(DIRECTION)
Work out how many lines of the material below mention the word "verslo"; reply with the number only.
>> begin INFORMATION PROVIDED
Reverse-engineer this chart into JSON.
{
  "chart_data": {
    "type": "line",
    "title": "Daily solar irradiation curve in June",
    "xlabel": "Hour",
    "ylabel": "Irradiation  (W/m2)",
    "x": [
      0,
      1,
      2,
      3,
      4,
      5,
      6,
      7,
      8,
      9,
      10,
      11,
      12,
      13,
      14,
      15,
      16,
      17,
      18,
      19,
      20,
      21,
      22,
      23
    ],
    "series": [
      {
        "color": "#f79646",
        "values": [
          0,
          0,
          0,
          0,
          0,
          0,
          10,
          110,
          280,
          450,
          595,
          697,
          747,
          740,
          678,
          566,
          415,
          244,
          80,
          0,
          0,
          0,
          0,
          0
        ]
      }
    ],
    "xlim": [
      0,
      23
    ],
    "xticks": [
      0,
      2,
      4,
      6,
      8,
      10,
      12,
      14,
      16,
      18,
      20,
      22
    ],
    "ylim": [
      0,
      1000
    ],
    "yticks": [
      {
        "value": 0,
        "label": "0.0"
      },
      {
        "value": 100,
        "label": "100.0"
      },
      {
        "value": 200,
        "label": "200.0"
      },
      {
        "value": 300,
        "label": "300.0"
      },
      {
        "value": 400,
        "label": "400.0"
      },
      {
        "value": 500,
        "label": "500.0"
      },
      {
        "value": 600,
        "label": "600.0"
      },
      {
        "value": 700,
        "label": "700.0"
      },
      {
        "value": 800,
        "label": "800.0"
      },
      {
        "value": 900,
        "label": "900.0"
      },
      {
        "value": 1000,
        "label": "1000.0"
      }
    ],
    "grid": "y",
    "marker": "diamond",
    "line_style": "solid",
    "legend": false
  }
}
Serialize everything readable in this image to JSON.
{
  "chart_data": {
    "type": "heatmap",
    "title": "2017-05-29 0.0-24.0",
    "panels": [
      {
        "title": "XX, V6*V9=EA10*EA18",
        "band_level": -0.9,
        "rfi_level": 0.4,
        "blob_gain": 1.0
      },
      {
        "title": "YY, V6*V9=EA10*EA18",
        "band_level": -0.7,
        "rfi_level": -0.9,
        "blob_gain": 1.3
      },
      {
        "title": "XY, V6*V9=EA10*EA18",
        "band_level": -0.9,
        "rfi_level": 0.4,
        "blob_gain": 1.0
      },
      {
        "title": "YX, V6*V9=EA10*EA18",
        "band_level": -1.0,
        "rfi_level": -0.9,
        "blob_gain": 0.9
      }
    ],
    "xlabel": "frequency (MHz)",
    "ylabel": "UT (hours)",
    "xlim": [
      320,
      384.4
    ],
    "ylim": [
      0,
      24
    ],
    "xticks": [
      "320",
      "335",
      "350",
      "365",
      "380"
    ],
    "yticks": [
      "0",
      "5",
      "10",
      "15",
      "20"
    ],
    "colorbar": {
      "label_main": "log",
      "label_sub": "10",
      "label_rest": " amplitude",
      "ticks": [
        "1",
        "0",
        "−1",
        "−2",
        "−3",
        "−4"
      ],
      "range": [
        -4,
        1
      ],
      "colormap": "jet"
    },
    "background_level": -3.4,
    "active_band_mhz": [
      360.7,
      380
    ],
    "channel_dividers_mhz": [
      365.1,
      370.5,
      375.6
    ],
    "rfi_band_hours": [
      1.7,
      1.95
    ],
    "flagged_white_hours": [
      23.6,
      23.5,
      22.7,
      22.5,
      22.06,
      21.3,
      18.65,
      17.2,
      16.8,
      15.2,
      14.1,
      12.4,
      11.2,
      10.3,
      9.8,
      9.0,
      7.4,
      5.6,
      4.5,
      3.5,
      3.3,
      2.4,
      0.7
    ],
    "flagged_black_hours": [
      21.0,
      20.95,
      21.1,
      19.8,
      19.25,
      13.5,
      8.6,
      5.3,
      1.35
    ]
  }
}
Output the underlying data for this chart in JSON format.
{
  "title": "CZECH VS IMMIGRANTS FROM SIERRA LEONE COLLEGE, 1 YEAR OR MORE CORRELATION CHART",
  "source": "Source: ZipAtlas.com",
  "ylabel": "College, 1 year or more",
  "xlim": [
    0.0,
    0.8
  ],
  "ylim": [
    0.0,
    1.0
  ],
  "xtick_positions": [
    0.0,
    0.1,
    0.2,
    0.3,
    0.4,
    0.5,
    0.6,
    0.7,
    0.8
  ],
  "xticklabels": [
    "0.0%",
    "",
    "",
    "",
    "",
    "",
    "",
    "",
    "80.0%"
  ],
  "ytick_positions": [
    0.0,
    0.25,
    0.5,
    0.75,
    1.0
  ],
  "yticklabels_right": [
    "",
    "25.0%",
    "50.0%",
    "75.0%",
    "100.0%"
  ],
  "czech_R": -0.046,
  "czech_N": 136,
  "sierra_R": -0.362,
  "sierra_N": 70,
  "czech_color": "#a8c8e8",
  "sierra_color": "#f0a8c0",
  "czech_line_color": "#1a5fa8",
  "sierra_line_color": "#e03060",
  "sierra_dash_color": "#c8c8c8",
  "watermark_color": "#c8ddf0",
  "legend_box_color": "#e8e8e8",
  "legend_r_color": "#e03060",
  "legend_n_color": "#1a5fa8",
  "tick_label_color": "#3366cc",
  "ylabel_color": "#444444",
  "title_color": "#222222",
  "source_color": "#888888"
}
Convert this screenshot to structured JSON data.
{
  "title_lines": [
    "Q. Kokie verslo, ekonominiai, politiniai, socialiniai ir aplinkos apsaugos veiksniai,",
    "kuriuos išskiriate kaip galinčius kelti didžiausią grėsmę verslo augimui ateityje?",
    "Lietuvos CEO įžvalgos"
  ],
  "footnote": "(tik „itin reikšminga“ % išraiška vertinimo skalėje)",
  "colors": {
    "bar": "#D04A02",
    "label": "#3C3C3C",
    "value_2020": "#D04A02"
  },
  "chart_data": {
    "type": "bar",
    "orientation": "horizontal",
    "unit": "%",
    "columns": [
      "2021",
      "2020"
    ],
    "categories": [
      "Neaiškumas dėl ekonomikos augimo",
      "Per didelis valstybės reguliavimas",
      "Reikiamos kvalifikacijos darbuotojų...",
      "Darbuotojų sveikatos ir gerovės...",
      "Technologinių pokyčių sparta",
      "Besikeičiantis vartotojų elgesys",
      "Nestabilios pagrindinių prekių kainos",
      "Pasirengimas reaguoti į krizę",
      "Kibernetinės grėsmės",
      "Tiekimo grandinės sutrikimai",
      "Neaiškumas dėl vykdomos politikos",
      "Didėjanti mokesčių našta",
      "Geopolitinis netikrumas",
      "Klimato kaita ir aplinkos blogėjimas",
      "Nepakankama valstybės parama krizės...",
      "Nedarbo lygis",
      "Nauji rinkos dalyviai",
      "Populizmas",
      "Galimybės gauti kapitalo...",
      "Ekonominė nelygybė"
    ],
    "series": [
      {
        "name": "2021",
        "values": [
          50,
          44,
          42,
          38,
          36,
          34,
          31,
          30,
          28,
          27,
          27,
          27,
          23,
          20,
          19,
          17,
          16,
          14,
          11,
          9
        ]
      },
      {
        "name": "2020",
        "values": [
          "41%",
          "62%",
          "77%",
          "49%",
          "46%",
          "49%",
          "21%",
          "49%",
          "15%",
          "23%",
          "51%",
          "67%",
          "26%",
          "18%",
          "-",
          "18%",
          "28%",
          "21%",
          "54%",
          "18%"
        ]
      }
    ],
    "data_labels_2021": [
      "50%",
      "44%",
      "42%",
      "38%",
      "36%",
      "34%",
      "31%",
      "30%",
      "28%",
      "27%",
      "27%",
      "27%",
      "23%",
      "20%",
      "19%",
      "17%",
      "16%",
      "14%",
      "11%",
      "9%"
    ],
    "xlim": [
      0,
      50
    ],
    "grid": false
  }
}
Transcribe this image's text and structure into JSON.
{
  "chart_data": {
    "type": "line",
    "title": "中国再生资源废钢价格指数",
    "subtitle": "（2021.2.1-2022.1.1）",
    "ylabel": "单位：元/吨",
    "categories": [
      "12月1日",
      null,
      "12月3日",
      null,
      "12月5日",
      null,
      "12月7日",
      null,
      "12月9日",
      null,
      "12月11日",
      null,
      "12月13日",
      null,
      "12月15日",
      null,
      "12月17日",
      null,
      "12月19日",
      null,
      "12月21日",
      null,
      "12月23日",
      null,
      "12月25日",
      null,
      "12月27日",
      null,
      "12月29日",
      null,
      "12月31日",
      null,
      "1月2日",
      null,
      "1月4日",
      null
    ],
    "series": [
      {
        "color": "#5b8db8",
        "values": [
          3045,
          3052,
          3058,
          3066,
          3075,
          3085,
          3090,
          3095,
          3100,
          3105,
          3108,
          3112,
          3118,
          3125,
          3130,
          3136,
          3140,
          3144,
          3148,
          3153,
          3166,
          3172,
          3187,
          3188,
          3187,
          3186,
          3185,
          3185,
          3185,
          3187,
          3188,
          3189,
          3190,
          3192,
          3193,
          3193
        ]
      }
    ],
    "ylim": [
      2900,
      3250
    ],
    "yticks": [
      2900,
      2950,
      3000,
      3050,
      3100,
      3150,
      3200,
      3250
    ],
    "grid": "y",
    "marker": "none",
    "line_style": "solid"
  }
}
>> end INFORMATION PROVIDED
(THE RESULT)
2